__RAW RECORDS__:
#####

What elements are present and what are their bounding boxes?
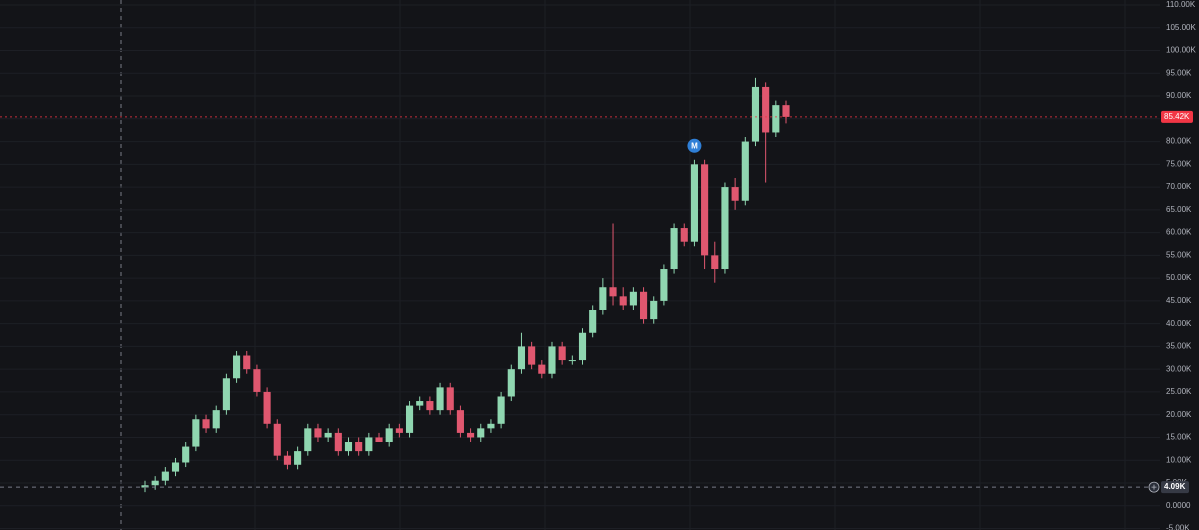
candle-body <box>629 291 637 306</box>
candle-body <box>171 462 180 472</box>
vertical-grid <box>254 0 1126 530</box>
candle-body <box>670 228 678 270</box>
candle-body <box>548 346 556 374</box>
candle-body <box>314 428 322 438</box>
y-tick-label: 20.00K <box>1166 410 1192 419</box>
candle-body <box>528 346 536 365</box>
candle-body <box>385 428 393 443</box>
candle-body <box>650 300 658 320</box>
candle-body <box>344 442 353 452</box>
candle-body <box>639 291 648 320</box>
y-tick-label: 110.00K <box>1166 0 1196 9</box>
y-tick-label: 45.00K <box>1166 296 1192 305</box>
candle-body <box>416 401 424 406</box>
candle-body <box>517 346 526 370</box>
candle-body <box>233 355 241 379</box>
candle-body <box>578 332 587 361</box>
candle-body <box>202 419 210 429</box>
crosshair-label: 4.09K <box>1164 482 1186 491</box>
y-tick-label: 25.00K <box>1166 387 1192 396</box>
y-tick-label: 60.00K <box>1166 228 1192 237</box>
candle-body <box>711 255 719 270</box>
candle-body <box>212 410 220 429</box>
crosshair-tag <box>1161 481 1189 494</box>
candle-body <box>741 141 749 201</box>
candle-body <box>568 360 576 362</box>
candle-body <box>253 369 261 392</box>
candle-body <box>405 405 414 433</box>
candle-body <box>456 410 464 433</box>
candle-body <box>283 455 292 465</box>
candle-body <box>324 432 332 438</box>
candle-body <box>772 105 780 133</box>
event-marker-label: M <box>691 141 698 150</box>
candle-body <box>304 428 312 452</box>
candle-body <box>762 86 770 133</box>
candle-body <box>182 446 190 463</box>
candle-body <box>701 164 709 256</box>
y-tick-label: 50.00K <box>1166 273 1192 282</box>
candle-body <box>355 442 363 452</box>
candle-body <box>365 437 373 452</box>
candle-body <box>589 309 597 333</box>
y-tick-label: 80.00K <box>1166 137 1192 146</box>
y-tick-label: 75.00K <box>1166 159 1192 168</box>
candle-body <box>151 480 159 486</box>
candle-body <box>660 269 668 301</box>
y-tick-label: 95.00K <box>1166 68 1192 77</box>
candle-body <box>273 423 281 456</box>
candle-body <box>436 387 444 411</box>
candle-body <box>619 296 627 306</box>
y-tick-label: 105.00K <box>1166 23 1196 32</box>
y-tick-label: 10.00K <box>1166 455 1192 464</box>
candle-body <box>294 451 302 465</box>
candle-body <box>507 369 515 397</box>
candle-body <box>375 437 383 443</box>
candle-body <box>609 287 617 297</box>
candle-body <box>446 387 454 411</box>
candle-body <box>395 428 403 433</box>
y-tick-label: -5.00K <box>1166 524 1190 530</box>
y-tick-label: 15.00K <box>1166 433 1192 442</box>
candle-body <box>161 471 169 481</box>
candle-body <box>467 432 475 438</box>
candle-body <box>243 355 251 370</box>
last-price-tag <box>1161 110 1193 123</box>
y-tick-label: 35.00K <box>1166 342 1192 351</box>
y-tick-label: 55.00K <box>1166 250 1192 259</box>
y-tick-label: 65.00K <box>1166 205 1192 214</box>
y-tick-label: 70.00K <box>1166 182 1192 191</box>
candle-body <box>558 346 566 361</box>
candle-body <box>334 432 342 452</box>
y-tick-label: 30.00K <box>1166 364 1192 373</box>
candle-body <box>751 86 760 142</box>
candle-body <box>141 485 149 488</box>
last-price-label: 85.42K <box>1164 112 1190 121</box>
candle-body <box>477 428 485 438</box>
candle-body <box>263 391 271 424</box>
candle-body <box>599 287 607 310</box>
y-tick-label: 40.00K <box>1166 319 1192 328</box>
candle-body <box>782 105 790 117</box>
candle-body <box>690 164 698 242</box>
candle-body <box>538 364 546 374</box>
y-tick-label: 90.00K <box>1166 91 1192 100</box>
crosshair-plus-sign <box>1151 484 1157 490</box>
candle-body <box>222 378 230 411</box>
candle-body <box>192 419 200 447</box>
y-tick-label: 100.00K <box>1166 46 1196 55</box>
candle-body <box>426 401 434 411</box>
event-marker <box>687 138 702 153</box>
candle-body <box>680 228 688 242</box>
candle-body <box>721 187 729 270</box>
candle-body <box>497 396 505 424</box>
candle-body <box>487 423 495 429</box>
y-tick-label: 0.0000 <box>1166 501 1191 510</box>
candle-body <box>731 187 739 201</box>
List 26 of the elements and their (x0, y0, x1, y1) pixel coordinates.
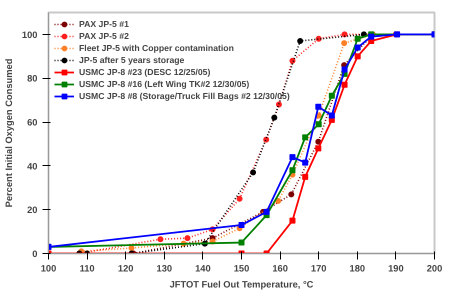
legend-label: Fleet JP-5 with Copper contamination (79, 43, 234, 53)
x-tick-label: 100 (40, 264, 56, 274)
x-tick-label: 200 (426, 264, 442, 274)
y-tick-label: 20 (27, 205, 38, 216)
y-tick-label: 40 (27, 161, 38, 172)
x-axis-title: JFTOT Fuel Out Temperature, °C (170, 280, 314, 290)
y-tick-label: 100 (22, 30, 38, 40)
x-tick-label: 190 (388, 264, 404, 274)
x-tick-label: 130 (156, 264, 172, 274)
y-tick-label: 60 (27, 118, 38, 128)
x-tick-label: 170 (310, 264, 326, 274)
x-tick-label: 160 (272, 264, 288, 274)
y-tick-label: 0 (32, 249, 38, 259)
legend-label: JP-5 after 5 years storage (79, 55, 184, 65)
legend-label: USMC JP-8 #23 (DESC 12/25/05) (79, 67, 210, 77)
x-tick-label: 110 (80, 264, 95, 274)
legend-label: USMC JP-8 #16 (Left Wing TK#2 12/30/05) (79, 79, 250, 89)
x-tick-label: 180 (350, 264, 366, 274)
y-tick-label: 80 (27, 74, 38, 84)
legend-label: PAX JP-5 #1 (79, 19, 129, 29)
x-tick-label: 150 (234, 264, 250, 274)
x-tick-label: 140 (195, 264, 211, 274)
x-tick-label: 120 (118, 264, 134, 274)
legend-label: USMC JP-8 #8 (Storage/Truck Fill Bags #2 12/30/05) (79, 91, 290, 101)
y-axis-title: Percent Initial Oxygen Consumed (4, 58, 14, 208)
legend-label: PAX JP-5 #2 (79, 31, 129, 41)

#####

__GIVEN REQUEST__: Reproduce all of the lines above word for word, leaving out the pictures.

__SOLUTION TO THIS EXERCISE__:
What elements are present and what are their bounding boxes?
candle-body <box>629 291 637 306</box>
candle-body <box>171 462 180 472</box>
vertical-grid <box>254 0 1126 530</box>
candle-body <box>670 228 678 270</box>
candle-body <box>548 346 556 374</box>
candle-body <box>314 428 322 438</box>
y-tick-label: 20.00K <box>1166 410 1192 419</box>
candle-body <box>528 346 536 365</box>
candle-body <box>385 428 393 443</box>
candle-body <box>650 300 658 320</box>
candle-body <box>344 442 353 452</box>
candle-body <box>639 291 648 320</box>
y-tick-label: 110.00K <box>1166 0 1196 9</box>
y-tick-label: 45.00K <box>1166 296 1192 305</box>
candle-body <box>416 401 424 406</box>
candle-body <box>517 346 526 370</box>
candle-body <box>233 355 241 379</box>
candle-body <box>578 332 587 361</box>
candle-body <box>202 419 210 429</box>
crosshair-label: 4.09K <box>1164 482 1186 491</box>
y-tick-label: 25.00K <box>1166 387 1192 396</box>
y-tick-label: 60.00K <box>1166 228 1192 237</box>
candle-body <box>711 255 719 270</box>
candle-body <box>212 410 220 429</box>
crosshair-tag <box>1161 481 1189 494</box>
candle-body <box>741 141 749 201</box>
candle-body <box>568 360 576 362</box>
candle-body <box>253 369 261 392</box>
candle-body <box>405 405 414 433</box>
candle-body <box>456 410 464 433</box>
candle-body <box>283 455 292 465</box>
candle-body <box>324 432 332 438</box>
candle-body <box>772 105 780 133</box>
event-marker-label: M <box>691 141 698 150</box>
candle-body <box>304 428 312 452</box>
candle-body <box>762 86 770 133</box>
candle-body <box>182 446 190 463</box>
candle-body <box>701 164 709 256</box>
y-tick-label: 50.00K <box>1166 273 1192 282</box>
candle-body <box>355 442 363 452</box>
candle-body <box>365 437 373 452</box>
candle-body <box>589 309 597 333</box>
y-tick-label: 80.00K <box>1166 137 1192 146</box>
y-tick-label: 75.00K <box>1166 159 1192 168</box>
candle-body <box>151 480 159 486</box>
candle-body <box>660 269 668 301</box>
y-tick-label: 95.00K <box>1166 68 1192 77</box>
candle-body <box>273 423 281 456</box>
candle-body <box>436 387 444 411</box>
candle-body <box>619 296 627 306</box>
y-tick-label: 105.00K <box>1166 23 1196 32</box>
y-tick-label: 10.00K <box>1166 455 1192 464</box>
candle-body <box>294 451 302 465</box>
candle-body <box>507 369 515 397</box>
candle-body <box>375 437 383 443</box>
candle-body <box>609 287 617 297</box>
candle-body <box>446 387 454 411</box>
candle-body <box>395 428 403 433</box>
y-tick-label: -5.00K <box>1166 524 1190 530</box>
y-tick-label: 15.00K <box>1166 433 1192 442</box>
candle-body <box>161 471 169 481</box>
candle-body <box>467 432 475 438</box>
candle-body <box>243 355 251 370</box>
last-price-tag <box>1161 110 1193 123</box>
y-tick-label: 35.00K <box>1166 342 1192 351</box>
y-tick-label: 55.00K <box>1166 250 1192 259</box>
y-tick-label: 65.00K <box>1166 205 1192 214</box>
y-tick-label: 70.00K <box>1166 182 1192 191</box>
candle-body <box>558 346 566 361</box>
candle-body <box>334 432 342 452</box>
y-tick-label: 30.00K <box>1166 364 1192 373</box>
candle-body <box>751 86 760 142</box>
candle-body <box>141 485 149 488</box>
last-price-label: 85.42K <box>1164 112 1190 121</box>
candle-body <box>477 428 485 438</box>
candle-body <box>263 391 271 424</box>
candle-body <box>599 287 607 310</box>
y-tick-label: 40.00K <box>1166 319 1192 328</box>
candle-body <box>782 105 790 117</box>
candle-body <box>690 164 698 242</box>
candle-body <box>538 364 546 374</box>
y-tick-label: 90.00K <box>1166 91 1192 100</box>
crosshair-plus-sign <box>1151 484 1157 490</box>
candle-body <box>222 378 230 411</box>
candle-body <box>192 419 200 447</box>
y-tick-label: 100.00K <box>1166 46 1196 55</box>
candle-body <box>426 401 434 411</box>
event-marker <box>687 138 702 153</box>
candle-body <box>680 228 688 242</box>
candle-body <box>721 187 729 270</box>
candle-body <box>497 396 505 424</box>
candle-body <box>487 423 495 429</box>
y-tick-label: 0.0000 <box>1166 501 1191 510</box>
candle-body <box>731 187 739 201</box>
List 26 of the elements and their (x0, y0, x1, y1) pixel coordinates.
legend-label: Fleet JP-5 with Copper contamination (79, 43, 234, 53)
x-tick-label: 100 (40, 264, 56, 274)
x-tick-label: 200 (426, 264, 442, 274)
y-tick-label: 20 (27, 205, 38, 216)
y-tick-label: 40 (27, 161, 38, 172)
x-axis-title: JFTOT Fuel Out Temperature, °C (170, 280, 314, 290)
y-tick-label: 100 (22, 30, 38, 40)
x-tick-label: 190 (388, 264, 404, 274)
x-tick-label: 130 (156, 264, 172, 274)
y-tick-label: 60 (27, 118, 38, 128)
x-tick-label: 170 (310, 264, 326, 274)
x-tick-label: 160 (272, 264, 288, 274)
y-tick-label: 0 (32, 249, 38, 259)
legend-label: JP-5 after 5 years storage (79, 55, 184, 65)
legend-label: USMC JP-8 #23 (DESC 12/25/05) (79, 67, 210, 77)
x-tick-label: 110 (80, 264, 95, 274)
legend-label: USMC JP-8 #16 (Left Wing TK#2 12/30/05) (79, 79, 250, 89)
x-tick-label: 180 (350, 264, 366, 274)
y-tick-label: 80 (27, 74, 38, 84)
legend-label: PAX JP-5 #1 (79, 19, 129, 29)
x-tick-label: 150 (234, 264, 250, 274)
x-tick-label: 140 (195, 264, 211, 274)
x-tick-label: 120 (118, 264, 134, 274)
legend-label: USMC JP-8 #8 (Storage/Truck Fill Bags #2 12/30/05) (79, 91, 290, 101)
y-axis-title: Percent Initial Oxygen Consumed (4, 58, 14, 208)
legend-label: PAX JP-5 #2 (79, 31, 129, 41)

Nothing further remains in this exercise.